■ **Set exercise**:
In the material below, repeat only the lines from the one that holds "Transcribe the text in this document." through the final line, exactly as they stand.
— start of Materials provided —
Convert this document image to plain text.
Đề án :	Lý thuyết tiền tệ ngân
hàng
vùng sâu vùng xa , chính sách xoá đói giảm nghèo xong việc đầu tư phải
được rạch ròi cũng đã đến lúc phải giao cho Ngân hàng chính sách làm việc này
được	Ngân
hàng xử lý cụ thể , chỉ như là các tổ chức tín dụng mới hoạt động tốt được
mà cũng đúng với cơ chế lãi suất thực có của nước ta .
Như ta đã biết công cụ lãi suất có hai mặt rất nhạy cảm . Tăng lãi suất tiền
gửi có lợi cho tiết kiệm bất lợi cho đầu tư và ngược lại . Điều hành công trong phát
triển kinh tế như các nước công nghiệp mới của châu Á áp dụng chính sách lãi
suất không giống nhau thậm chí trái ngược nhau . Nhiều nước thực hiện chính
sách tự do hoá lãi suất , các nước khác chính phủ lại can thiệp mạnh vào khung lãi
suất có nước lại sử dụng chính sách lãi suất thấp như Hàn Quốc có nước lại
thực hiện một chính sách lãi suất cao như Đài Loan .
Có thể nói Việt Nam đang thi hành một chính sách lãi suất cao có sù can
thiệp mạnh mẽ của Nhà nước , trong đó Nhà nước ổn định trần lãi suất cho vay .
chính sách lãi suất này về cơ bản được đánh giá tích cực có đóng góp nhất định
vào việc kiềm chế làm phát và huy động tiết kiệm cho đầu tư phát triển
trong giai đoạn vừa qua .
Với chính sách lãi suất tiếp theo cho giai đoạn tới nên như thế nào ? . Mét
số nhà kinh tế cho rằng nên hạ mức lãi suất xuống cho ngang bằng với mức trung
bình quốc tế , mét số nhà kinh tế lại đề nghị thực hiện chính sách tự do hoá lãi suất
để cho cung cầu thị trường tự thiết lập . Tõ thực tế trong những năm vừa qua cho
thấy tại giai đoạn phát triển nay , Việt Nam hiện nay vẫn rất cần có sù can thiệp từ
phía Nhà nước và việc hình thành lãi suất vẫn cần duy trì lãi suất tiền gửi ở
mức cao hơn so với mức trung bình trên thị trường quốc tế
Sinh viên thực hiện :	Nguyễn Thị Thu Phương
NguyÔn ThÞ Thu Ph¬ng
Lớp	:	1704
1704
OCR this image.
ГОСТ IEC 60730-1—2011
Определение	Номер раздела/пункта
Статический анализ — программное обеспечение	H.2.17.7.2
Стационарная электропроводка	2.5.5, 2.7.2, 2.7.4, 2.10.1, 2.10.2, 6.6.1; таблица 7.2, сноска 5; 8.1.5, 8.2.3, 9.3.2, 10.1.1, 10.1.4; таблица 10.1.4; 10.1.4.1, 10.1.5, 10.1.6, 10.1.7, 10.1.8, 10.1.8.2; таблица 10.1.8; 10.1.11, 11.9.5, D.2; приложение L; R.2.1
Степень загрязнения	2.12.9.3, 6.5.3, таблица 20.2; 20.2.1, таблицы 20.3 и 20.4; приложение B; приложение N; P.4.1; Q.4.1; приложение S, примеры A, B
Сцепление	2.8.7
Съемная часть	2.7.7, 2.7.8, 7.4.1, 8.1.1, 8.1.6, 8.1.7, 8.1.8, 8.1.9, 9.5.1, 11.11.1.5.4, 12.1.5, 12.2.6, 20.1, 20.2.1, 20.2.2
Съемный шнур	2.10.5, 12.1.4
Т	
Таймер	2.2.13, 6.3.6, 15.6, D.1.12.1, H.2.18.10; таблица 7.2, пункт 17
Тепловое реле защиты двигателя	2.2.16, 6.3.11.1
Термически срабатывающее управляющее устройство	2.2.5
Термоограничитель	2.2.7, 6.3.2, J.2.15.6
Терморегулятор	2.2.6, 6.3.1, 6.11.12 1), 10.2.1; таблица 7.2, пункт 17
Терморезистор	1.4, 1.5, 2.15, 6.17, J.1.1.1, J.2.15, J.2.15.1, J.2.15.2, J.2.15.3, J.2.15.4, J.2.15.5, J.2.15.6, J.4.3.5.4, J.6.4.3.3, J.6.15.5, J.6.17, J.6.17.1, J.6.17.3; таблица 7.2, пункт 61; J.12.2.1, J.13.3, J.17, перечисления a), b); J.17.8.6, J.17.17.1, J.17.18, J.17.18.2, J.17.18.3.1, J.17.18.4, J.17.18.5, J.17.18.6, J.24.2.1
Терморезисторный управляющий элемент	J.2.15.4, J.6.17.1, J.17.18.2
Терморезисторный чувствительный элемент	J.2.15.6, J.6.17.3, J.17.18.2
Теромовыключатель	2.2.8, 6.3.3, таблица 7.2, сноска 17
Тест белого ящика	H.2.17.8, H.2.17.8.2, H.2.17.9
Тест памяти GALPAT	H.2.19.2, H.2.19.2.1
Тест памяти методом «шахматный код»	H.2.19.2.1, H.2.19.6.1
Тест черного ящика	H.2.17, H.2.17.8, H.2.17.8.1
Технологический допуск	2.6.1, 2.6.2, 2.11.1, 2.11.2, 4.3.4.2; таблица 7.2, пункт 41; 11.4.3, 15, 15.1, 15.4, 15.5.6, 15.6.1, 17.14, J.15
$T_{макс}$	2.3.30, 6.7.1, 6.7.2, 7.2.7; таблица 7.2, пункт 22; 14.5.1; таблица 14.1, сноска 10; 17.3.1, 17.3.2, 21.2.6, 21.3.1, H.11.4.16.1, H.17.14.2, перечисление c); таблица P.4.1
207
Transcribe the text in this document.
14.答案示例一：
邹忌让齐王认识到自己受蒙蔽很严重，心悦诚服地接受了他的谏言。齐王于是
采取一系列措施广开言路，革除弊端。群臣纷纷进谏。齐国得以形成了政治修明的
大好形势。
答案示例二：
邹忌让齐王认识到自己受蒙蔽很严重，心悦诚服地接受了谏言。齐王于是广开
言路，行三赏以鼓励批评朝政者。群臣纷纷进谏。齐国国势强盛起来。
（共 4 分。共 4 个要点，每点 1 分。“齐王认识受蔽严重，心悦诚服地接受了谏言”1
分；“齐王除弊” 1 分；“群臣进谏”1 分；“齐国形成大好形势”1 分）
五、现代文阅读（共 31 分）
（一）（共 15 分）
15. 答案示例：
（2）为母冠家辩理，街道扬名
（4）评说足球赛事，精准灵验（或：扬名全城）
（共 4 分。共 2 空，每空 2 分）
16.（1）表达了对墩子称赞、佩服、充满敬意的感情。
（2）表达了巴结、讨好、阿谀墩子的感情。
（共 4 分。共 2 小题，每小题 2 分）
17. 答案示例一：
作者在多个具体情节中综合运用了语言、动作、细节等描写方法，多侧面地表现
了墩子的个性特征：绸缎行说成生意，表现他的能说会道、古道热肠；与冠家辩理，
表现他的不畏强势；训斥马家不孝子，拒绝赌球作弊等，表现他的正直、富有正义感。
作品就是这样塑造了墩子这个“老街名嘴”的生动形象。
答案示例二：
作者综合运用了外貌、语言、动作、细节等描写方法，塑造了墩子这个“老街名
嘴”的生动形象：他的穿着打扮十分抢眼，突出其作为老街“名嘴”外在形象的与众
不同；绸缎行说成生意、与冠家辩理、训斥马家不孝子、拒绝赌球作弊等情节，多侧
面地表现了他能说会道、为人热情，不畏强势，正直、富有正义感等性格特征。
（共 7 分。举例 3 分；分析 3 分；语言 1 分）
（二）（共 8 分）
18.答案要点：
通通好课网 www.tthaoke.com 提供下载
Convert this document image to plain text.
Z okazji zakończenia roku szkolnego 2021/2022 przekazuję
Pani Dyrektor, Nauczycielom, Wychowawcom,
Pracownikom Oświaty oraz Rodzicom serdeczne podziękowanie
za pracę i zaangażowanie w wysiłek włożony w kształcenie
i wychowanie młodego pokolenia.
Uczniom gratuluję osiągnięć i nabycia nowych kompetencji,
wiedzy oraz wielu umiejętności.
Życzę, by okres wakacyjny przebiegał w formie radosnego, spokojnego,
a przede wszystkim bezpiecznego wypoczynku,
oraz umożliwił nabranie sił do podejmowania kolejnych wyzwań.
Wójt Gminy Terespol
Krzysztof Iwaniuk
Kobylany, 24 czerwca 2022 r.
— end of Materials provided —
■ **Result**:
Transcribe the text in this document.
14.答案示例一：
邹忌让齐王认识到自己受蒙蔽很严重，心悦诚服地接受了他的谏言。齐王于是
采取一系列措施广开言路，革除弊端。群臣纷纷进谏。齐国得以形成了政治修明的
大好形势。
答案示例二：
邹忌让齐王认识到自己受蒙蔽很严重，心悦诚服地接受了谏言。齐王于是广开
言路，行三赏以鼓励批评朝政者。群臣纷纷进谏。齐国国势强盛起来。
（共 4 分。共 4 个要点，每点 1 分。“齐王认识受蔽严重，心悦诚服地接受了谏言”1
分；“齐王除弊” 1 分；“群臣进谏”1 分；“齐国形成大好形势”1 分）
五、现代文阅读（共 31 分）
（一）（共 15 分）
15. 答案示例：
（2）为母冠家辩理，街道扬名
（4）评说足球赛事，精准灵验（或：扬名全城）
（共 4 分。共 2 空，每空 2 分）
16.（1）表达了对墩子称赞、佩服、充满敬意的感情。
（2）表达了巴结、讨好、阿谀墩子的感情。
（共 4 分。共 2 小题，每小题 2 分）
17. 答案示例一：
作者在多个具体情节中综合运用了语言、动作、细节等描写方法，多侧面地表现
了墩子的个性特征：绸缎行说成生意，表现他的能说会道、古道热肠；与冠家辩理，
表现他的不畏强势；训斥马家不孝子，拒绝赌球作弊等，表现他的正直、富有正义感。
作品就是这样塑造了墩子这个“老街名嘴”的生动形象。
答案示例二：
作者综合运用了外貌、语言、动作、细节等描写方法，塑造了墩子这个“老街名
嘴”的生动形象：他的穿着打扮十分抢眼，突出其作为老街“名嘴”外在形象的与众
不同；绸缎行说成生意、与冠家辩理、训斥马家不孝子、拒绝赌球作弊等情节，多侧
面地表现了他能说会道、为人热情，不畏强势，正直、富有正义感等性格特征。
（共 7 分。举例 3 分；分析 3 分；语言 1 分）
（二）（共 8 分）
18.答案要点：
通通好课网 www.tthaoke.com 提供下载
Convert this document image to plain text.
Z okazji zakończenia roku szkolnego 2021/2022 przekazuję
Pani Dyrektor, Nauczycielom, Wychowawcom,
Pracownikom Oświaty oraz Rodzicom serdeczne podziękowanie
za pracę i zaangażowanie w wysiłek włożony w kształcenie
i wychowanie młodego pokolenia.
Uczniom gratuluję osiągnięć i nabycia nowych kompetencji,
wiedzy oraz wielu umiejętności.
Życzę, by okres wakacyjny przebiegał w formie radosnego, spokojnego,
a przede wszystkim bezpiecznego wypoczynku,
oraz umożliwił nabranie sił do podejmowania kolejnych wyzwań.
Wójt Gminy Terespol
Krzysztof Iwaniuk
Kobylany, 24 czerwca 2022 r.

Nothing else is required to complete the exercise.